Return all entries precisely as they stand, without the images.

[Provided entries start]

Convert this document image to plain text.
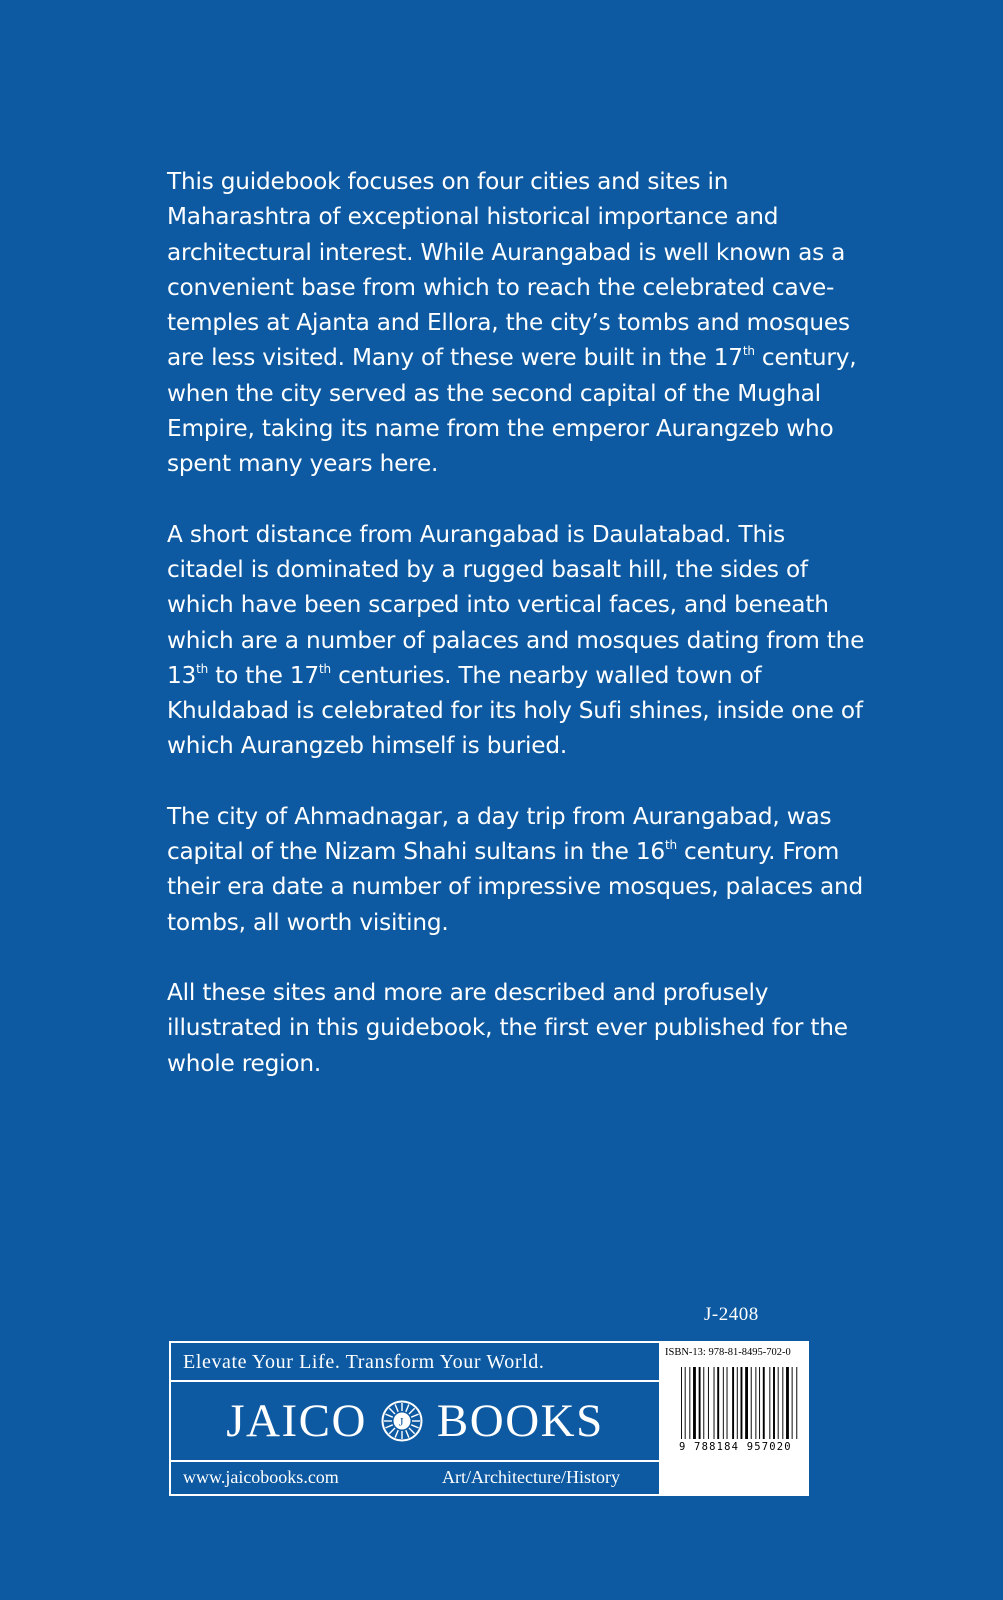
This guidebook focuses on four cities and sites in Maharashtra of exceptional historical importance and architectural interest. While Aurangabad is well known as a convenient base from which to reach the celebrated cave-temples at Ajanta and Ellora, the city’s tombs and mosques are less visited. Many of these were built in the 17th century, when the city served as the second capital of the Mughal Empire, taking its name from the emperor Aurangzeb who spent many years here.

A short distance from Aurangabad is Daulatabad. This citadel is dominated by a rugged basalt hill, the sides of which have been scarped into vertical faces, and beneath which are a number of palaces and mosques dating from the 13th to the 17th centuries. The nearby walled town of Khuldabad is celebrated for its holy Sufi shines, inside one of which Aurangzeb himself is buried.

The city of Ahmadnagar, a day trip from Aurangabad, was capital of the Nizam Shahi sultans in the 16th century. From their era date a number of impressive mosques, palaces and tombs, all worth visiting.

All these sites and more are described and profusely illustrated in this guidebook, the first ever published for the whole region.

J-2408
Elevate Your Life. Transform Your World.
JAICO	J BOOKS
www.jaicobooks.com	Art/Architecture/History
ISBN-13: 978-81-8495-702-0
9 788184 957020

[Provided entries end]

> [Task answer]:
Convert this document image to plain text.
This guidebook focuses on four cities and sites in Maharashtra of exceptional historical importance and architectural interest. While Aurangabad is well known as a convenient base from which to reach the celebrated cave-temples at Ajanta and Ellora, the city’s tombs and mosques are less visited. Many of these were built in the 17th century, when the city served as the second capital of the Mughal Empire, taking its name from the emperor Aurangzeb who spent many years here.

A short distance from Aurangabad is Daulatabad. This citadel is dominated by a rugged basalt hill, the sides of which have been scarped into vertical faces, and beneath which are a number of palaces and mosques dating from the 13th to the 17th centuries. The nearby walled town of Khuldabad is celebrated for its holy Sufi shines, inside one of which Aurangzeb himself is buried.

The city of Ahmadnagar, a day trip from Aurangabad, was capital of the Nizam Shahi sultans in the 16th century. From their era date a number of impressive mosques, palaces and tombs, all worth visiting.

All these sites and more are described and profusely illustrated in this guidebook, the first ever published for the whole region.

J-2408
Elevate Your Life. Transform Your World.
JAICO	J BOOKS
www.jaicobooks.com	Art/Architecture/History
ISBN-13: 978-81-8495-702-0
9 788184 957020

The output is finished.